Job
In your copy, repeat the records exactly and leave out the pictures.

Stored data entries

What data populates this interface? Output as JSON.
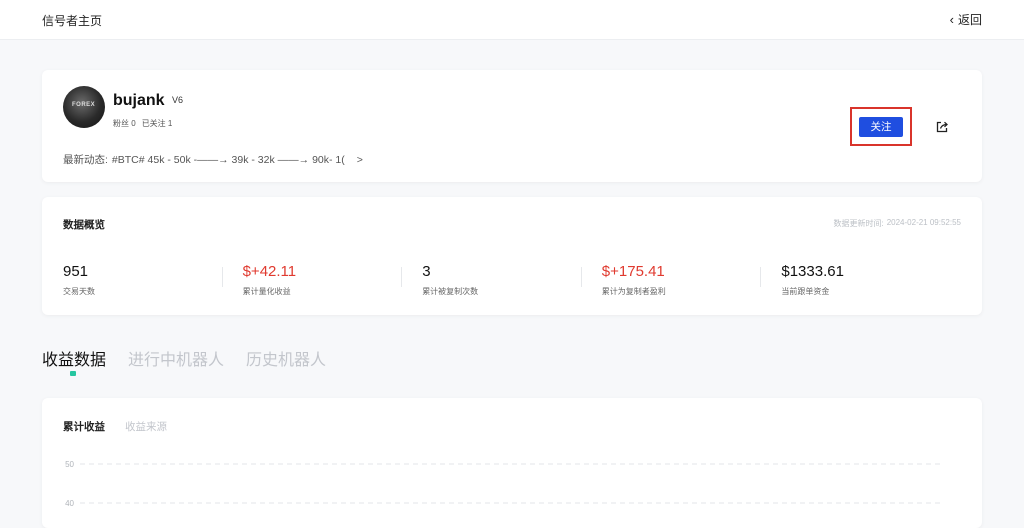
{
  "header": {
    "title": "信号者主页",
    "back_label": "返回"
  },
  "profile": {
    "avatar_text": "FOREX",
    "username": "bujank",
    "badge": "V6",
    "fans_label": "粉丝",
    "fans_count": "0",
    "following_label": "已关注",
    "following_count": "1",
    "news_label": "最新动态:",
    "news_text": "#BTC# 45k - 50k -——→ 39k - 32k ——→ 90k- 1(",
    "news_more": ">",
    "follow_label": "关注",
    "colors": {
      "follow_button": "#1f4ee0",
      "highlight_box": "#d9342b"
    }
  },
  "overview": {
    "title": "数据概览",
    "update_label": "数据更新时间:",
    "update_time": "2024-02-21 09:52:55",
    "stats": [
      {
        "value": "951",
        "label": "交易天数",
        "color": "#111111"
      },
      {
        "value": "$+42.11",
        "label": "累计量化收益",
        "color": "#e03a2f"
      },
      {
        "value": "3",
        "label": "累计被复制次数",
        "color": "#111111"
      },
      {
        "value": "$+175.41",
        "label": "累计为复制者盈利",
        "color": "#e03a2f"
      },
      {
        "value": "$1333.61",
        "label": "当前跟单资金",
        "color": "#111111"
      }
    ]
  },
  "tabs": [
    {
      "label": "收益数据",
      "active": true
    },
    {
      "label": "进行中机器人",
      "active": false
    },
    {
      "label": "历史机器人",
      "active": false
    }
  ],
  "chart_card": {
    "subtabs": [
      {
        "label": "累计收益",
        "active": true
      },
      {
        "label": "收益来源",
        "active": false
      }
    ]
  },
  "chart_data": {
    "type": "line",
    "title": "",
    "xlabel": "",
    "ylabel": "",
    "y_ticks": [
      50,
      40
    ],
    "ylim": [
      40,
      50
    ],
    "grid": true
  }
}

Response for this exercise
What data populates this interface? Output as JSON.
{
  "header": {
    "title": "信号者主页",
    "back_label": "返回"
  },
  "profile": {
    "avatar_text": "FOREX",
    "username": "bujank",
    "badge": "V6",
    "fans_label": "粉丝",
    "fans_count": "0",
    "following_label": "已关注",
    "following_count": "1",
    "news_label": "最新动态:",
    "news_text": "#BTC# 45k - 50k -——→ 39k - 32k ——→ 90k- 1(",
    "news_more": ">",
    "follow_label": "关注",
    "colors": {
      "follow_button": "#1f4ee0",
      "highlight_box": "#d9342b"
    }
  },
  "overview": {
    "title": "数据概览",
    "update_label": "数据更新时间:",
    "update_time": "2024-02-21 09:52:55",
    "stats": [
      {
        "value": "951",
        "label": "交易天数",
        "color": "#111111"
      },
      {
        "value": "$+42.11",
        "label": "累计量化收益",
        "color": "#e03a2f"
      },
      {
        "value": "3",
        "label": "累计被复制次数",
        "color": "#111111"
      },
      {
        "value": "$+175.41",
        "label": "累计为复制者盈利",
        "color": "#e03a2f"
      },
      {
        "value": "$1333.61",
        "label": "当前跟单资金",
        "color": "#111111"
      }
    ]
  },
  "tabs": [
    {
      "label": "收益数据",
      "active": true
    },
    {
      "label": "进行中机器人",
      "active": false
    },
    {
      "label": "历史机器人",
      "active": false
    }
  ],
  "chart_card": {
    "subtabs": [
      {
        "label": "累计收益",
        "active": true
      },
      {
        "label": "收益来源",
        "active": false
      }
    ]
  },
  "chart_data": {
    "type": "line",
    "title": "",
    "xlabel": "",
    "ylabel": "",
    "y_ticks": [
      50,
      40
    ],
    "ylim": [
      40,
      50
    ],
    "grid": true
  }
}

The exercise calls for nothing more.